Written problem:
Look for the string "label" in the lines and copy each line that has it.
========
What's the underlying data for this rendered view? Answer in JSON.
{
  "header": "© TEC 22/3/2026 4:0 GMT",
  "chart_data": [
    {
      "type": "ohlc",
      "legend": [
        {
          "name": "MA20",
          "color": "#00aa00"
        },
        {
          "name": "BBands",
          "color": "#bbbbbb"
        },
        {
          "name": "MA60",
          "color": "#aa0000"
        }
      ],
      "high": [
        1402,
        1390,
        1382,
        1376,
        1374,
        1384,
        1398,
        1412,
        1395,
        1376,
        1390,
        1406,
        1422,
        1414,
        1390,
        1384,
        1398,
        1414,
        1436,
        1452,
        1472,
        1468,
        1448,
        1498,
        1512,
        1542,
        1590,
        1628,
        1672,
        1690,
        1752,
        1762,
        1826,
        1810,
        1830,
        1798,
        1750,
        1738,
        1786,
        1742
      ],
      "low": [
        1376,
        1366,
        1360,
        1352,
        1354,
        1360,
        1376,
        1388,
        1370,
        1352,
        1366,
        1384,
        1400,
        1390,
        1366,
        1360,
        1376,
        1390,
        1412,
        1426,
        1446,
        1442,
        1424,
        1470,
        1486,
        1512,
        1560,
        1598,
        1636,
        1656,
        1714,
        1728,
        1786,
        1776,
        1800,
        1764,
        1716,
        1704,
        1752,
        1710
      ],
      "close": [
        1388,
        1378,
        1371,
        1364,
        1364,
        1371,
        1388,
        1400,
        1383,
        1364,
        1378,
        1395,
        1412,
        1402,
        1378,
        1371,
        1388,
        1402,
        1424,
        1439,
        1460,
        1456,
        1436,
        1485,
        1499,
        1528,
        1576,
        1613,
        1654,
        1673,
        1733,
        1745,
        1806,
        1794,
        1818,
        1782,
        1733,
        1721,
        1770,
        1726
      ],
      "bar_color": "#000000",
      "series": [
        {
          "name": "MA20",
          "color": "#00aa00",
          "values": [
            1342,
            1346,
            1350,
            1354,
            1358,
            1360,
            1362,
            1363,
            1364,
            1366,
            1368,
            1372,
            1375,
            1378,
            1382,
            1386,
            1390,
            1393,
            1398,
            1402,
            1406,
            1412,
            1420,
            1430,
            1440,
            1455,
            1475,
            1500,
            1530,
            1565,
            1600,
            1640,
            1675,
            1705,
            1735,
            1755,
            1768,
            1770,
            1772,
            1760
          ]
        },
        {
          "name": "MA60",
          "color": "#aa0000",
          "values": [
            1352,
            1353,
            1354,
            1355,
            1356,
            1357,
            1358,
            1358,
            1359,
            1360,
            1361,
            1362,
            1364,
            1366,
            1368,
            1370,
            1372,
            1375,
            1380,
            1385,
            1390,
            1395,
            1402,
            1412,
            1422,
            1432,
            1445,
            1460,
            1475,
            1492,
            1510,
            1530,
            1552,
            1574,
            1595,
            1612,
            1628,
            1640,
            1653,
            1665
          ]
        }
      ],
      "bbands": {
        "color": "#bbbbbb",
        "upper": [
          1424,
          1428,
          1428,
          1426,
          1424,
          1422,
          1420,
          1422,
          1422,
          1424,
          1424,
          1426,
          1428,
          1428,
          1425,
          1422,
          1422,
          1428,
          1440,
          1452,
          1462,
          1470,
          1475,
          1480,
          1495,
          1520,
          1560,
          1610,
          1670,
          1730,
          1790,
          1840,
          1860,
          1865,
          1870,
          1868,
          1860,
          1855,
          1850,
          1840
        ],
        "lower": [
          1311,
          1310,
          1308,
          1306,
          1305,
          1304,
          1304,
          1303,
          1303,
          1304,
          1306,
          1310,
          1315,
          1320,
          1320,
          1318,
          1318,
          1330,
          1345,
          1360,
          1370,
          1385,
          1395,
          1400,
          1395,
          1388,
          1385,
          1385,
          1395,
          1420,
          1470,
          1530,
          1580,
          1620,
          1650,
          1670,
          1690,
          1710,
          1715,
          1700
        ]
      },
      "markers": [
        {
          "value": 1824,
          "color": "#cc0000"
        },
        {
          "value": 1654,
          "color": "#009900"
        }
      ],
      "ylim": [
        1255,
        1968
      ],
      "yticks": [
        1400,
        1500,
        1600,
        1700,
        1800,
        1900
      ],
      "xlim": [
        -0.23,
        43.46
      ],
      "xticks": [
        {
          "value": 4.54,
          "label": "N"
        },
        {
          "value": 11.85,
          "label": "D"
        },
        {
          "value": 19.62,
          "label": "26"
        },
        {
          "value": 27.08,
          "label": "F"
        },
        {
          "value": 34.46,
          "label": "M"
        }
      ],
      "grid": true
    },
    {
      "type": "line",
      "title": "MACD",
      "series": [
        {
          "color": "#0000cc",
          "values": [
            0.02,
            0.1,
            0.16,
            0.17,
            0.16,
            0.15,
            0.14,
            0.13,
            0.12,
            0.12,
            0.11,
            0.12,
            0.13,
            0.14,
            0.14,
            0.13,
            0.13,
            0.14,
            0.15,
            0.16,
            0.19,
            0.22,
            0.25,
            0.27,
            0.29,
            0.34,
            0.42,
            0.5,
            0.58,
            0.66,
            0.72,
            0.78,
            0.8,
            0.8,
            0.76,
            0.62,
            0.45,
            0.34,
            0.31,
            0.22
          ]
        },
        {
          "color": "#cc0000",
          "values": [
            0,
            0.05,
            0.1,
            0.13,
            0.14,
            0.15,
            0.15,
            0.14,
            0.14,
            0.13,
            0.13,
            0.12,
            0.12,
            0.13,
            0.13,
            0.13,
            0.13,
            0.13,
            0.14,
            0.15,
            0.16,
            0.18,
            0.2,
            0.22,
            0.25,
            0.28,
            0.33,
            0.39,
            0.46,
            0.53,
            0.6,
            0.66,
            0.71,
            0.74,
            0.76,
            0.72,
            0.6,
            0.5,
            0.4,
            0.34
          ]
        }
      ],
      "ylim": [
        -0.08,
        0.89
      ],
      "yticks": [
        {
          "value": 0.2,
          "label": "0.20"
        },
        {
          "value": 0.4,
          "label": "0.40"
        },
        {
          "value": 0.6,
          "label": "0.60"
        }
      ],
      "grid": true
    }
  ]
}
========
Answer to the exercise:
          "label": "N"
          "label": "D"
          "label": "26"
          "label": "F"
          "label": "M"
          "label": "0.20"
          "label": "0.40"
          "label": "0.60"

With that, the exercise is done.